* Layout annotation rows:

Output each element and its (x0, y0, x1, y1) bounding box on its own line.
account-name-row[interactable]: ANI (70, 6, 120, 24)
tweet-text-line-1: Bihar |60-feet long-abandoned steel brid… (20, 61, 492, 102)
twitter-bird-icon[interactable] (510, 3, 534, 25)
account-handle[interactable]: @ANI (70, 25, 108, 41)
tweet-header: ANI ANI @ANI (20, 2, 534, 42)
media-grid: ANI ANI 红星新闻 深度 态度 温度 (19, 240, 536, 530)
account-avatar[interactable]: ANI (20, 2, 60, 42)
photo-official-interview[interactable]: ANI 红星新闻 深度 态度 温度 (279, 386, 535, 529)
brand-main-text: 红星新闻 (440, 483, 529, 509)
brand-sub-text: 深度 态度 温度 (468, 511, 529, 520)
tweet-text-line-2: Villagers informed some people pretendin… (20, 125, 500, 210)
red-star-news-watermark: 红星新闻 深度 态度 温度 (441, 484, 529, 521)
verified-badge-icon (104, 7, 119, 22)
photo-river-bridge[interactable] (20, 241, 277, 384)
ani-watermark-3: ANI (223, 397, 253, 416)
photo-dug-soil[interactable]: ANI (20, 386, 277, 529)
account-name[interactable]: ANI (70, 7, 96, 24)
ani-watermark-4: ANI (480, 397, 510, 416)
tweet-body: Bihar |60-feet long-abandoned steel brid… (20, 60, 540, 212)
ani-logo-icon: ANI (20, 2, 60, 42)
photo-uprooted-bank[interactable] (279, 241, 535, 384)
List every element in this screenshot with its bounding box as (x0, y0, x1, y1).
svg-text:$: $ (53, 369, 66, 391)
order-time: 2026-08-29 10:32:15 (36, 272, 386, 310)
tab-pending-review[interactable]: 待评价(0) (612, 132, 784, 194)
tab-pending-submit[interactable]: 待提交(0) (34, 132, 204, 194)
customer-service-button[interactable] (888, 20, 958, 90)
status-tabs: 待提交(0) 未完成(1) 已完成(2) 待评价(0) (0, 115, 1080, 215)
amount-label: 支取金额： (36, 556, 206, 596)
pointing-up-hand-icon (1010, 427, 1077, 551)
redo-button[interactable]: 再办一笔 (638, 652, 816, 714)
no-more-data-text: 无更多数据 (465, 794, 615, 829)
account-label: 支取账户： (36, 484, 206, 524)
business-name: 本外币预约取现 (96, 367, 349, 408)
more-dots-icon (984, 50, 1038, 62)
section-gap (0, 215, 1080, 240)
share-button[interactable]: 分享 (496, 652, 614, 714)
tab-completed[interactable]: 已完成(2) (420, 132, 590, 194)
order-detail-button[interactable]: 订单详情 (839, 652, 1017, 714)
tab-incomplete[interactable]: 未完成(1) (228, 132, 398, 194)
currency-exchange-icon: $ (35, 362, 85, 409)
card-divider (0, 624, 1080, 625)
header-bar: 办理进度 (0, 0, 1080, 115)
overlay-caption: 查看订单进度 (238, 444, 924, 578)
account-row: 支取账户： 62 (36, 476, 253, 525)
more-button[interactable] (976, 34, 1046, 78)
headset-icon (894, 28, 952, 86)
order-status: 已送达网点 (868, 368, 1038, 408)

==

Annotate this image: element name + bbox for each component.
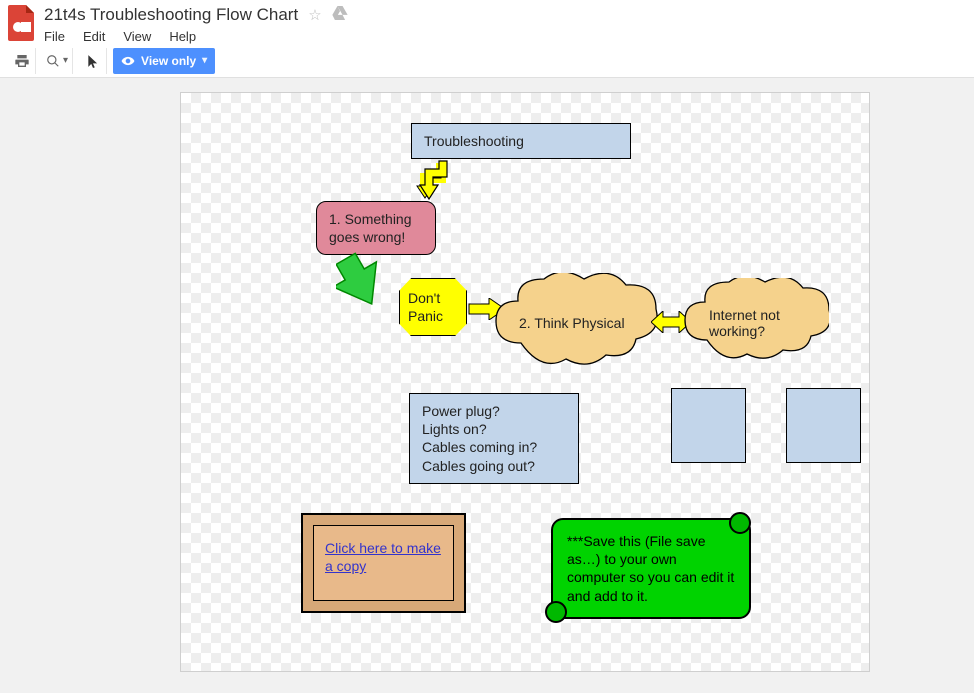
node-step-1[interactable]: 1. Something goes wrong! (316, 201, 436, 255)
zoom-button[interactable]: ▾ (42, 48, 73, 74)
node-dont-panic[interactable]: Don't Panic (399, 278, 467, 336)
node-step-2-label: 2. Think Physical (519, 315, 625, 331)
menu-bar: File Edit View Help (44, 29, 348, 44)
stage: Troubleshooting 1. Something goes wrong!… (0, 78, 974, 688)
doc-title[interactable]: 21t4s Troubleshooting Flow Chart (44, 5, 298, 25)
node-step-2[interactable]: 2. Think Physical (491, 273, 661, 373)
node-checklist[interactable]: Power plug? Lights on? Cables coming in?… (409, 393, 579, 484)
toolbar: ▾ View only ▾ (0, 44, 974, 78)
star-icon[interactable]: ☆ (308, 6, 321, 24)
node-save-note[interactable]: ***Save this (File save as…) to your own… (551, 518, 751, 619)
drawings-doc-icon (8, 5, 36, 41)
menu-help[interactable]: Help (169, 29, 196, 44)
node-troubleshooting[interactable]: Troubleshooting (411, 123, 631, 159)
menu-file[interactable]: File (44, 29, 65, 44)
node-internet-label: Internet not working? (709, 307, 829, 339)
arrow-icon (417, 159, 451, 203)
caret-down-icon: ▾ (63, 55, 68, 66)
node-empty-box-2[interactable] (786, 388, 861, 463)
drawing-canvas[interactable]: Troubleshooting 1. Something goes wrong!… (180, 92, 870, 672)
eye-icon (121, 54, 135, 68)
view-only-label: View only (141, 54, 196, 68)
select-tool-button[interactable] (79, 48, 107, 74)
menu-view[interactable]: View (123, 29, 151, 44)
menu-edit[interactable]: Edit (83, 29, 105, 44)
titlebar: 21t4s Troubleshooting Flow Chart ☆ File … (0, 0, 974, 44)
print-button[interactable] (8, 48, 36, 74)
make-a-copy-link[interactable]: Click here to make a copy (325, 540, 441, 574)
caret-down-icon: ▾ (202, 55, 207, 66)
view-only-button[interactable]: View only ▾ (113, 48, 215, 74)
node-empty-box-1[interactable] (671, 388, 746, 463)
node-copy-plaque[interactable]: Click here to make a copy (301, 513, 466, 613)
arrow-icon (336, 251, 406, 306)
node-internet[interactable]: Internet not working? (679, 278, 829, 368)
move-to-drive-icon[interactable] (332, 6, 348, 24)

* * *

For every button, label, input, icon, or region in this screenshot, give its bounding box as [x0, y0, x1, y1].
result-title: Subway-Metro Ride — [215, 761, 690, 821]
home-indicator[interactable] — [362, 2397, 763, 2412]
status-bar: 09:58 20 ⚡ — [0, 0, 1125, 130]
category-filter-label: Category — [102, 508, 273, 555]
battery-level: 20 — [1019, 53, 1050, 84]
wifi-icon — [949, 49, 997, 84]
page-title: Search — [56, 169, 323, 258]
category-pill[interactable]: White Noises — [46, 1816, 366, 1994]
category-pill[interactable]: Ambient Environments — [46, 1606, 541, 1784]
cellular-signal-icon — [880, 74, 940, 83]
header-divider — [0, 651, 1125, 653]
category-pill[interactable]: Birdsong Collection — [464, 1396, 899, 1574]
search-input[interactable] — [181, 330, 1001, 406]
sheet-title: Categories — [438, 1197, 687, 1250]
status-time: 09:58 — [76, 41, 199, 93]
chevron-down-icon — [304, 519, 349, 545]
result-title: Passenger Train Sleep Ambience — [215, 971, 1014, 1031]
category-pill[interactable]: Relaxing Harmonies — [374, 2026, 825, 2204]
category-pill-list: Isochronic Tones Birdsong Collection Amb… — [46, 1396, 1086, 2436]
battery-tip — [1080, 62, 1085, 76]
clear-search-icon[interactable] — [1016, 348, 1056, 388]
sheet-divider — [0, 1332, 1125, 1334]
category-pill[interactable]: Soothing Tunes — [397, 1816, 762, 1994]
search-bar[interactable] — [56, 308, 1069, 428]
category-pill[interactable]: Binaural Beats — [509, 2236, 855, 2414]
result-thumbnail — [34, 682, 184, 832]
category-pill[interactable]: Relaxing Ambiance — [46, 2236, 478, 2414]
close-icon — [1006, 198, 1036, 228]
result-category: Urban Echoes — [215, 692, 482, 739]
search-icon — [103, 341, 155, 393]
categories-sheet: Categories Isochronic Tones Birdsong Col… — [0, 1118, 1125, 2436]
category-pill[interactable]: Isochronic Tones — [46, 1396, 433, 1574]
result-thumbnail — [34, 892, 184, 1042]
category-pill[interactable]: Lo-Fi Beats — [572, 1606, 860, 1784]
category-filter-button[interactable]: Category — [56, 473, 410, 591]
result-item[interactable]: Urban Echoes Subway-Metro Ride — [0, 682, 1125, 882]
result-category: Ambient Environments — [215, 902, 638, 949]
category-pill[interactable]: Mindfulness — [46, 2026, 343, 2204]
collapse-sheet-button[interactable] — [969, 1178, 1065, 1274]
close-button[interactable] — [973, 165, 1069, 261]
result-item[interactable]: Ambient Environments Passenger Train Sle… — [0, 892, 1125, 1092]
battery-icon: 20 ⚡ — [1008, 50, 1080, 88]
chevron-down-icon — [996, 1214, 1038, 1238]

* Your objective: Please edit the rows from the one containing "Output each element" through the one containing "tab-pending-submit[interactable]: 待提交(0) (34, 132, 204, 194)", changing "bounding box" to "bbox" and keeping everything else the same. Return only those rows.

* Task result:
Output each element and its (x0, y0, x1, y1) bbox on its own line.
account-name-row[interactable]: ANI (70, 6, 120, 24)
tweet-text-line-1: Bihar |60-feet long-abandoned steel brid… (20, 61, 492, 102)
twitter-bird-icon[interactable] (510, 3, 534, 25)
account-handle[interactable]: @ANI (70, 25, 108, 41)
tweet-header: ANI ANI @ANI (20, 2, 534, 42)
media-grid: ANI ANI 红星新闻 深度 态度 温度 (19, 240, 536, 530)
account-avatar[interactable]: ANI (20, 2, 60, 42)
photo-official-interview[interactable]: ANI 红星新闻 深度 态度 温度 (279, 386, 535, 529)
brand-main-text: 红星新闻 (440, 483, 529, 509)
brand-sub-text: 深度 态度 温度 (468, 511, 529, 520)
tweet-text-line-2: Villagers informed some people pretendin… (20, 125, 500, 210)
red-star-news-watermark: 红星新闻 深度 态度 温度 (441, 484, 529, 521)
verified-badge-icon (104, 7, 119, 22)
photo-river-bridge[interactable] (20, 241, 277, 384)
ani-watermark-3: ANI (223, 397, 253, 416)
photo-dug-soil[interactable]: ANI (20, 386, 277, 529)
account-name[interactable]: ANI (70, 7, 96, 24)
ani-watermark-4: ANI (480, 397, 510, 416)
tweet-body: Bihar |60-feet long-abandoned steel brid… (20, 60, 540, 212)
ani-logo-icon: ANI (20, 2, 60, 42)
photo-uprooted-bank[interactable] (279, 241, 535, 384)
List every element in this screenshot with its bbox as (x0, y0, x1, y1).
svg-text:$: $ (53, 369, 66, 391)
order-time: 2026-08-29 10:32:15 (36, 272, 386, 310)
tab-pending-review[interactable]: 待评价(0) (612, 132, 784, 194)
tab-pending-submit[interactable]: 待提交(0) (34, 132, 204, 194)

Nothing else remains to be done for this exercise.